* [To be done]:
Count the lines below that include the word "Fuentes" and write that number alone.

* [Rows]:
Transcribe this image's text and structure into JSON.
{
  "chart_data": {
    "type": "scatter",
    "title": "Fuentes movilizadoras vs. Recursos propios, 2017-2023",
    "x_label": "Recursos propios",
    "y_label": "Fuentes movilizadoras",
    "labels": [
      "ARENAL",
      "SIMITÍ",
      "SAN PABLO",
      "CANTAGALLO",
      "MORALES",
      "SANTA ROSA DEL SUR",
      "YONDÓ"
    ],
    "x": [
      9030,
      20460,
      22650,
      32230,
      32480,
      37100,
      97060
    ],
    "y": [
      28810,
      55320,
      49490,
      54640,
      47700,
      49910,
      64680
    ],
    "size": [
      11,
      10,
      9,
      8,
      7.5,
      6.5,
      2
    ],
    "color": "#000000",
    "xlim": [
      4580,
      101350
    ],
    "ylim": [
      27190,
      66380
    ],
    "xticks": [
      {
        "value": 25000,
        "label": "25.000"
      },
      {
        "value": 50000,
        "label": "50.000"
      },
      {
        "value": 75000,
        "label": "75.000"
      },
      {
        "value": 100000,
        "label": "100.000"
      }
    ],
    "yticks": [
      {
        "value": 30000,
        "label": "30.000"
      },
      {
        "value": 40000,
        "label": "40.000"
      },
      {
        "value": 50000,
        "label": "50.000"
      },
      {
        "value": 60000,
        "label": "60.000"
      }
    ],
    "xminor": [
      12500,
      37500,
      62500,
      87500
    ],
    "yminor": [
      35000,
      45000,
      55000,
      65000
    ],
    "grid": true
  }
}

* [The reply]:
2